Saved entries

- - - -

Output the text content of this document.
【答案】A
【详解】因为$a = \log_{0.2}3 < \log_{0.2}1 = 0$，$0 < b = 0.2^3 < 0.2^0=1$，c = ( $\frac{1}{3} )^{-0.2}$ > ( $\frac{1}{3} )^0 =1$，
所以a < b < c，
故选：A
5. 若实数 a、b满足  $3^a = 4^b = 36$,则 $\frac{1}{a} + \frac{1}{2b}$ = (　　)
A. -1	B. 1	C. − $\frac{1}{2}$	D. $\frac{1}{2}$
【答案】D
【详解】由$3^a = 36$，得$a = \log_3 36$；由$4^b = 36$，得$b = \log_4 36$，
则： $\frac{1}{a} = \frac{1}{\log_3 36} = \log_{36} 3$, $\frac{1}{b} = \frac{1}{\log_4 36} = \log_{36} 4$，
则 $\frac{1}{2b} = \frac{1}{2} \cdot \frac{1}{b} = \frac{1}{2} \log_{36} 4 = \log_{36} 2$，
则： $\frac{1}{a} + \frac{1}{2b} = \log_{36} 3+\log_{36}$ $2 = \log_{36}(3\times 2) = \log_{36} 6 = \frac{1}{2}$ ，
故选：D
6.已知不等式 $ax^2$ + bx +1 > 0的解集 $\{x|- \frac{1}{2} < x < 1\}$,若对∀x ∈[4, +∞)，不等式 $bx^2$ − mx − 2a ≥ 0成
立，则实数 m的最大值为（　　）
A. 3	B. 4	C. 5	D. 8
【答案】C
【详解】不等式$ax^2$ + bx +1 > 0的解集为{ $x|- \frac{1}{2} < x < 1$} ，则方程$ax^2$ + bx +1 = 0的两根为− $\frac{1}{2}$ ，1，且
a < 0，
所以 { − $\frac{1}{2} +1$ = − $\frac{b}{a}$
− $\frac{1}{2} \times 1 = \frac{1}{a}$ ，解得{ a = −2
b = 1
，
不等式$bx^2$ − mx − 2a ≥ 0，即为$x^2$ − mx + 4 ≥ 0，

- - - -

• _GOAL_: Using the listing above, please repeat every entry exactly.

• _WRITTEN RESPONSE_:
Output the text content of this document.
【答案】A
【详解】因为$a = \log_{0.2}3 < \log_{0.2}1 = 0$，$0 < b = 0.2^3 < 0.2^0=1$，c = ( $\frac{1}{3} )^{-0.2}$ > ( $\frac{1}{3} )^0 =1$，
所以a < b < c，
故选：A
5. 若实数 a、b满足  $3^a = 4^b = 36$,则 $\frac{1}{a} + \frac{1}{2b}$ = (　　)
A. -1	B. 1	C. − $\frac{1}{2}$	D. $\frac{1}{2}$
【答案】D
【详解】由$3^a = 36$，得$a = \log_3 36$；由$4^b = 36$，得$b = \log_4 36$，
则： $\frac{1}{a} = \frac{1}{\log_3 36} = \log_{36} 3$, $\frac{1}{b} = \frac{1}{\log_4 36} = \log_{36} 4$，
则 $\frac{1}{2b} = \frac{1}{2} \cdot \frac{1}{b} = \frac{1}{2} \log_{36} 4 = \log_{36} 2$，
则： $\frac{1}{a} + \frac{1}{2b} = \log_{36} 3+\log_{36}$ $2 = \log_{36}(3\times 2) = \log_{36} 6 = \frac{1}{2}$ ，
故选：D
6.已知不等式 $ax^2$ + bx +1 > 0的解集 $\{x|- \frac{1}{2} < x < 1\}$,若对∀x ∈[4, +∞)，不等式 $bx^2$ − mx − 2a ≥ 0成
立，则实数 m的最大值为（　　）
A. 3	B. 4	C. 5	D. 8
【答案】C
【详解】不等式$ax^2$ + bx +1 > 0的解集为{ $x|- \frac{1}{2} < x < 1$} ，则方程$ax^2$ + bx +1 = 0的两根为− $\frac{1}{2}$ ，1，且
a < 0，
所以 { − $\frac{1}{2} +1$ = − $\frac{b}{a}$
− $\frac{1}{2} \times 1 = \frac{1}{a}$ ，解得{ a = −2
b = 1
，
不等式$bx^2$ − mx − 2a ≥ 0，即为$x^2$ − mx + 4 ≥ 0，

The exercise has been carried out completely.